— EXERCISE OBJECTIVE —
Repeat the rows below word for word, starting at the line that contains "most 100 elements." and stopping after the line that contains "tab-basic-settings[interactable]: 基础设置 ×". Leave out any pictures.

— DATA RECORDS —
[Begin]

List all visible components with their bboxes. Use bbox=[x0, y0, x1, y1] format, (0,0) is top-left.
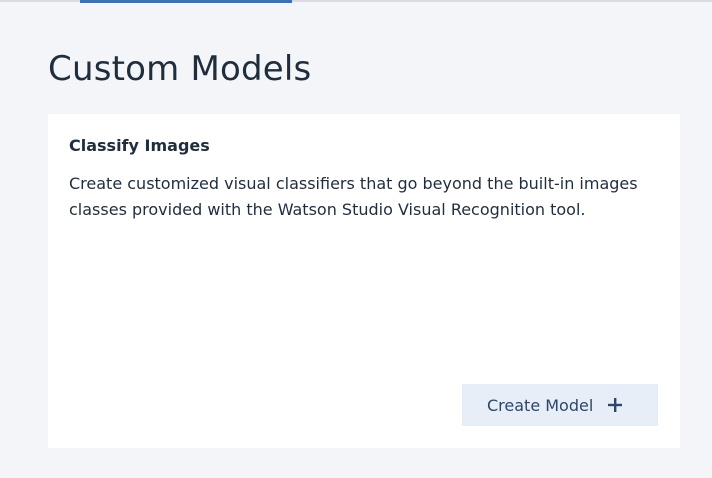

[End]
[Begin]

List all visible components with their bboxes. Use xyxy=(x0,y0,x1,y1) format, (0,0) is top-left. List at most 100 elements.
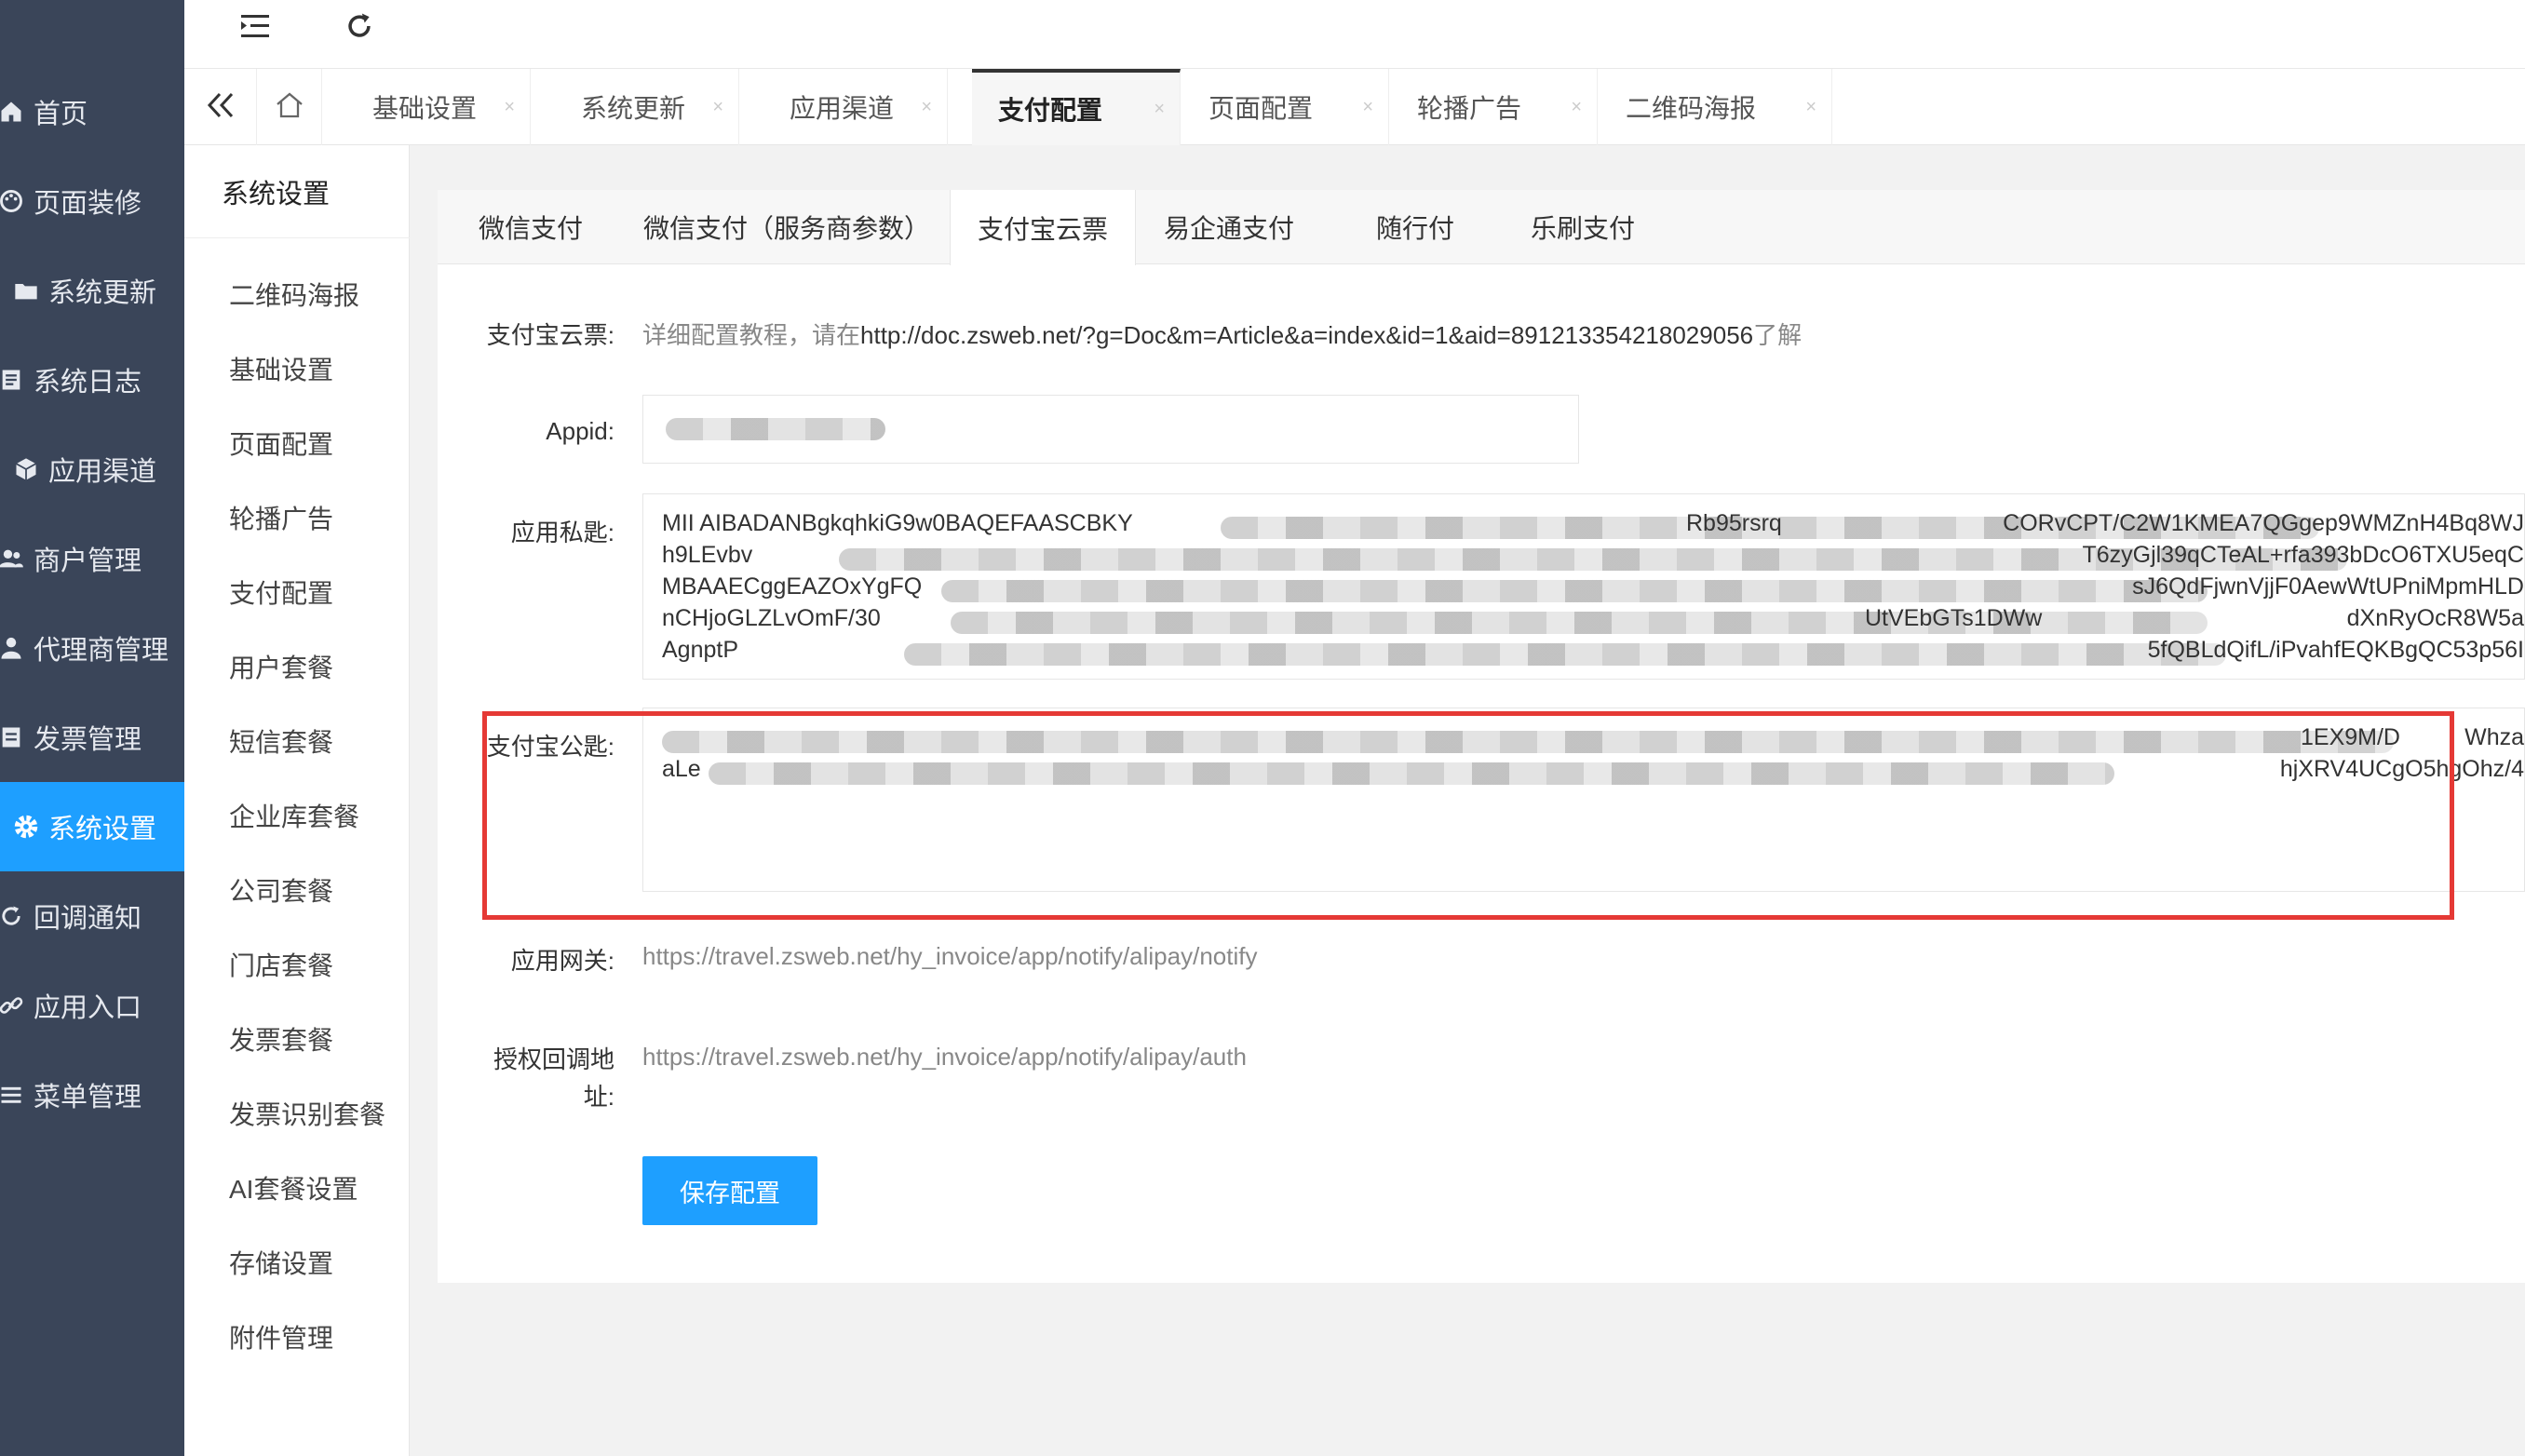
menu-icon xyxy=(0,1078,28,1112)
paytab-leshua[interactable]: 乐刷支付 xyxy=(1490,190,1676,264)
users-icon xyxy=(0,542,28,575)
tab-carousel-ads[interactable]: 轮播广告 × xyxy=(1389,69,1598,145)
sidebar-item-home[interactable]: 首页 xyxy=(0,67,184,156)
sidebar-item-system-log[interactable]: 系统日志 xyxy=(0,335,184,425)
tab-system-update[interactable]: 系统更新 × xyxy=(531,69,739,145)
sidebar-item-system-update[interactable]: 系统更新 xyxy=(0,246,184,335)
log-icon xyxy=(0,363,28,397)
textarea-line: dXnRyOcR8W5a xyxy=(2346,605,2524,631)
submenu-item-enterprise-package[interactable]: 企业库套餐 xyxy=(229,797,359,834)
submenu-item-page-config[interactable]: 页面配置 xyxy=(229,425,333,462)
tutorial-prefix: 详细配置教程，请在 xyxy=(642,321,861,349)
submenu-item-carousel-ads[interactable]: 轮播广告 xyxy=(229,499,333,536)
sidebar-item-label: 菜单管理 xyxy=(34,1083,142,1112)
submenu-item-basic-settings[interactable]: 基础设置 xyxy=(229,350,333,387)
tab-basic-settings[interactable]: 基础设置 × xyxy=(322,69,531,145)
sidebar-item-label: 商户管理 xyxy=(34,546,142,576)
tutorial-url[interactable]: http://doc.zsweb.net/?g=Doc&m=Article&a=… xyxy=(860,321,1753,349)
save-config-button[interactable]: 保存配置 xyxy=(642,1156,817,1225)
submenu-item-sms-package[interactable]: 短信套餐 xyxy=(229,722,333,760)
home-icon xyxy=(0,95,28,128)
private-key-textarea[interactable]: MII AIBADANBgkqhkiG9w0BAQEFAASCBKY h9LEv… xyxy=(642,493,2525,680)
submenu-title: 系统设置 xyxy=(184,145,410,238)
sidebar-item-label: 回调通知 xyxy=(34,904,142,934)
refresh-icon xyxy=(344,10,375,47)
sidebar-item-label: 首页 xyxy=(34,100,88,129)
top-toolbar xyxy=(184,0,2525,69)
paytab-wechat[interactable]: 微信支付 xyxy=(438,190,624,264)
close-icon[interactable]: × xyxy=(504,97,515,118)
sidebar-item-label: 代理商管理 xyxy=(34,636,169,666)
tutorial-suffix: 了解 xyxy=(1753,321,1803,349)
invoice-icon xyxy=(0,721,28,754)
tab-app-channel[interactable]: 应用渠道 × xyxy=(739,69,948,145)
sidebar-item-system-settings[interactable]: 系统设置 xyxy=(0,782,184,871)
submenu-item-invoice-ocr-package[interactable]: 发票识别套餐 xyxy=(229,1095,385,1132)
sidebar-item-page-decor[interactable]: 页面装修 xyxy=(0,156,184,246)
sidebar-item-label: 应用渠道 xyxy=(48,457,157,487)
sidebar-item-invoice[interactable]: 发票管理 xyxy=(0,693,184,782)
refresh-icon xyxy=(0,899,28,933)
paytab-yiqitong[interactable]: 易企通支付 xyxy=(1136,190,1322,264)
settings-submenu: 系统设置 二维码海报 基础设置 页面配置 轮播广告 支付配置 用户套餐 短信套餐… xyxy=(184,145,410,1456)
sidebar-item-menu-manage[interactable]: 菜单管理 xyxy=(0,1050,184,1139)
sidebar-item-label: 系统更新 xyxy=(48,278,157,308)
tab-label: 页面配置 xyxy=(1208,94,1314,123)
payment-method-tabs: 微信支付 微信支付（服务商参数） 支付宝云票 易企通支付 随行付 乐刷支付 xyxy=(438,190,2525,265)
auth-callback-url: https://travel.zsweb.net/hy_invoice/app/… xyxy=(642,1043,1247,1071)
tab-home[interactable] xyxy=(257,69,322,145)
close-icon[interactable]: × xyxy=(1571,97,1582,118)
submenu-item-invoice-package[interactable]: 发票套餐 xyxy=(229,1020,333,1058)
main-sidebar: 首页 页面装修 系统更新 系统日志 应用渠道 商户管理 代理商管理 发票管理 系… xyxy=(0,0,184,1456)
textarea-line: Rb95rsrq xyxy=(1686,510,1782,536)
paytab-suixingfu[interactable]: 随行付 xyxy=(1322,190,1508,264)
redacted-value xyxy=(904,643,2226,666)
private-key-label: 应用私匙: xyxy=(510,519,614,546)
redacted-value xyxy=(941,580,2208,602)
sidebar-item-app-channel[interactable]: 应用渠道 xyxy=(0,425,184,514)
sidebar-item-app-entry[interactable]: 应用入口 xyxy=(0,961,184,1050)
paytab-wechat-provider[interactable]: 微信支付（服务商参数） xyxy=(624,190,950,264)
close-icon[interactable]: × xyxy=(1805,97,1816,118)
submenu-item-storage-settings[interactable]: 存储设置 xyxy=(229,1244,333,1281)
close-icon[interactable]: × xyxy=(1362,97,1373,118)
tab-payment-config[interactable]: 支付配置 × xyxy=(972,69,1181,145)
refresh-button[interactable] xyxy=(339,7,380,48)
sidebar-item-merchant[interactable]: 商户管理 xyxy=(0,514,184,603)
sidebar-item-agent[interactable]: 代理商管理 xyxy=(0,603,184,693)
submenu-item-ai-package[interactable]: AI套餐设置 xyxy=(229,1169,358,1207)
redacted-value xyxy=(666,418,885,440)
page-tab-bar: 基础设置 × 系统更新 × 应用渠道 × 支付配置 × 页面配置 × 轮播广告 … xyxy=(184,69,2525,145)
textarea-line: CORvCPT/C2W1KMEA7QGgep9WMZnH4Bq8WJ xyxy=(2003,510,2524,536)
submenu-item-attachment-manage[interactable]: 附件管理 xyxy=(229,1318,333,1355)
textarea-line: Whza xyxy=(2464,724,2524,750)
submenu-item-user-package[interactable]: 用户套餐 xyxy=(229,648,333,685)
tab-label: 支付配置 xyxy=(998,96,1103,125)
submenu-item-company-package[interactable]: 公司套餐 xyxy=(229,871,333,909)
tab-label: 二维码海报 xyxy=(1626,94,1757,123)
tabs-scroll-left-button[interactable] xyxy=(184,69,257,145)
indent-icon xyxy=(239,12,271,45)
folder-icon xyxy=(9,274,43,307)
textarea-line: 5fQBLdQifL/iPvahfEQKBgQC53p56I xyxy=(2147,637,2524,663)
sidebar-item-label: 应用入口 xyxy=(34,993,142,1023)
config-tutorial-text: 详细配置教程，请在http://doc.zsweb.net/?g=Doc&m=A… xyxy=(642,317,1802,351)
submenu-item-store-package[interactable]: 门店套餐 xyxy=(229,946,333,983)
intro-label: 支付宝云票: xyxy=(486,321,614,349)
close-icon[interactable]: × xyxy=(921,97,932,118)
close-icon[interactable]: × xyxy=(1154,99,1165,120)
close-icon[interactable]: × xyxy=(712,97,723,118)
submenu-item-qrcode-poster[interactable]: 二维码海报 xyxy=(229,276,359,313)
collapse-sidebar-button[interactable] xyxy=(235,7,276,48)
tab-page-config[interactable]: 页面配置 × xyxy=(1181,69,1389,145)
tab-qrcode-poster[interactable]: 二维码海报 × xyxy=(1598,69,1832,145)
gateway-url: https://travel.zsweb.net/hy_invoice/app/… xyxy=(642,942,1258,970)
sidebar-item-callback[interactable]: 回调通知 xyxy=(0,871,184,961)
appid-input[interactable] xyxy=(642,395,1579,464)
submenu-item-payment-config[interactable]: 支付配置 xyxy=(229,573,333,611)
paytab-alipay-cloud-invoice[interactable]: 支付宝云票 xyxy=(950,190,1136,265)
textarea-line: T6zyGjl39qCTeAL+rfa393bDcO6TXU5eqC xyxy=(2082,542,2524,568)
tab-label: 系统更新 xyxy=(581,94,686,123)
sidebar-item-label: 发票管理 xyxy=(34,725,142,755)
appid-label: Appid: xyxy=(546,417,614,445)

[End]

— WRITTEN RESPONSE —
List all visible components with their bboxes. Use xyxy=(x0,y0,x1,y1) format, (0,0) is top-left. List at most 100 elements.
menu-icon xyxy=(0,1078,28,1112)
paytab-leshua[interactable]: 乐刷支付 xyxy=(1490,190,1676,264)
users-icon xyxy=(0,542,28,575)
tab-carousel-ads[interactable]: 轮播广告 × xyxy=(1389,69,1598,145)
sidebar-item-home[interactable]: 首页 xyxy=(0,67,184,156)
sidebar-item-system-log[interactable]: 系统日志 xyxy=(0,335,184,425)
tab-system-update[interactable]: 系统更新 × xyxy=(531,69,739,145)
sidebar-item-system-update[interactable]: 系统更新 xyxy=(0,246,184,335)
log-icon xyxy=(0,363,28,397)
textarea-line: dXnRyOcR8W5a xyxy=(2346,605,2524,631)
submenu-item-enterprise-package[interactable]: 企业库套餐 xyxy=(229,797,359,834)
submenu-item-page-config[interactable]: 页面配置 xyxy=(229,425,333,462)
tutorial-prefix: 详细配置教程，请在 xyxy=(642,321,861,349)
submenu-item-carousel-ads[interactable]: 轮播广告 xyxy=(229,499,333,536)
sidebar-item-label: 菜单管理 xyxy=(34,1083,142,1112)
submenu-item-basic-settings[interactable]: 基础设置 xyxy=(229,350,333,387)
tab-basic-settings[interactable]: 基础设置 × xyxy=(322,69,531,145)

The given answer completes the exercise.